The exercise.
Repeat every line of the listing below exactly, minus the pictures.

______

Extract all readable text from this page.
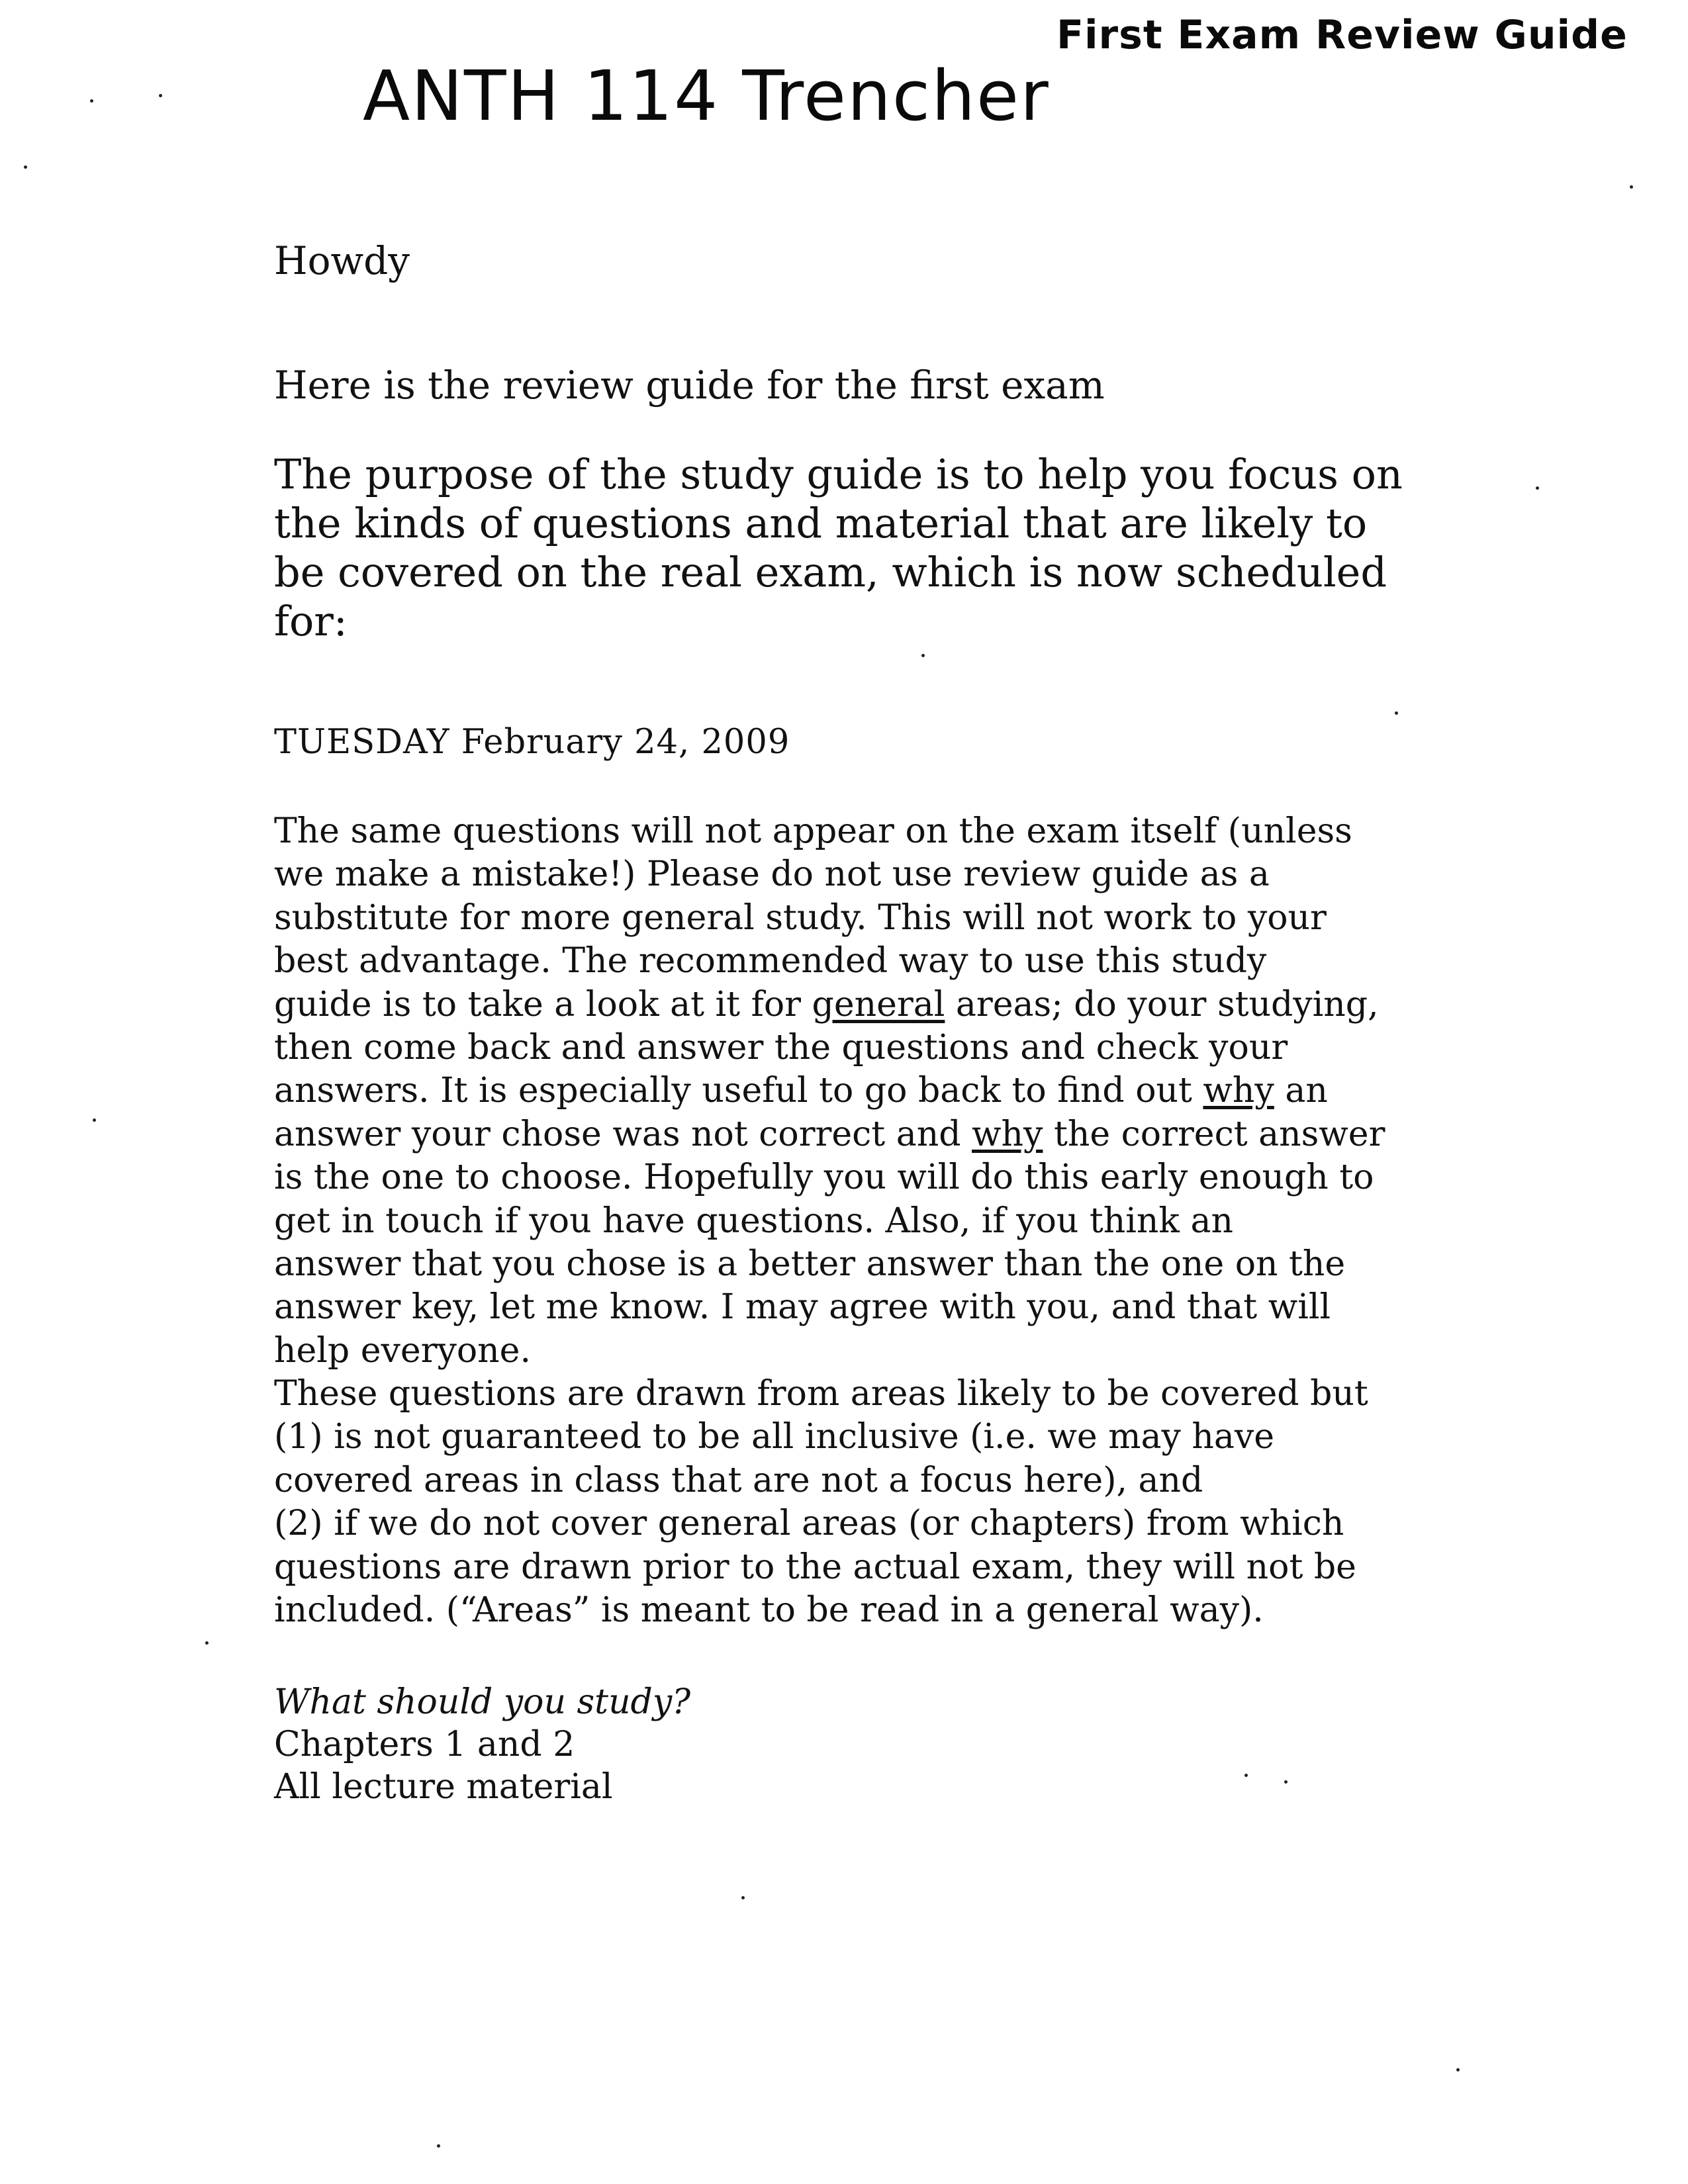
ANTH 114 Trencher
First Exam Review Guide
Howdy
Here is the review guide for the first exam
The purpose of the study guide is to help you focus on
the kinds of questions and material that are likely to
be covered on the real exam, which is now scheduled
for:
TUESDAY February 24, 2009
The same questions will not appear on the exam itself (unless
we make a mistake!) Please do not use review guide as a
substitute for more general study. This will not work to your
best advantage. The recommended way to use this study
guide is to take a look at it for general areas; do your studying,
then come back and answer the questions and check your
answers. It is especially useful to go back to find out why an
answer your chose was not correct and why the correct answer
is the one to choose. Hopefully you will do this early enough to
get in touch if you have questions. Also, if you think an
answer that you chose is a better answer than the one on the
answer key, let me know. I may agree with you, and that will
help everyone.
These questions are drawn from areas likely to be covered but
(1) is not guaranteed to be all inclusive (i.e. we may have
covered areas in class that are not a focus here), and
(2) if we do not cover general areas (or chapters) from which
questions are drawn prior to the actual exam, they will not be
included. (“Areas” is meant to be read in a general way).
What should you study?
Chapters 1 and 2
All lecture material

______

Exercise answer.
Extract all readable text from this page.
ANTH 114 Trencher
First Exam Review Guide
Howdy
Here is the review guide for the first exam
The purpose of the study guide is to help you focus on
the kinds of questions and material that are likely to
be covered on the real exam, which is now scheduled
for:
TUESDAY February 24, 2009
The same questions will not appear on the exam itself (unless
we make a mistake!) Please do not use review guide as a
substitute for more general study. This will not work to your
best advantage. The recommended way to use this study
guide is to take a look at it for general areas; do your studying,
then come back and answer the questions and check your
answers. It is especially useful to go back to find out why an
answer your chose was not correct and why the correct answer
is the one to choose. Hopefully you will do this early enough to
get in touch if you have questions. Also, if you think an
answer that you chose is a better answer than the one on the
answer key, let me know. I may agree with you, and that will
help everyone.
These questions are drawn from areas likely to be covered but
(1) is not guaranteed to be all inclusive (i.e. we may have
covered areas in class that are not a focus here), and
(2) if we do not cover general areas (or chapters) from which
questions are drawn prior to the actual exam, they will not be
included. (“Areas” is meant to be read in a general way).
What should you study?
Chapters 1 and 2
All lecture material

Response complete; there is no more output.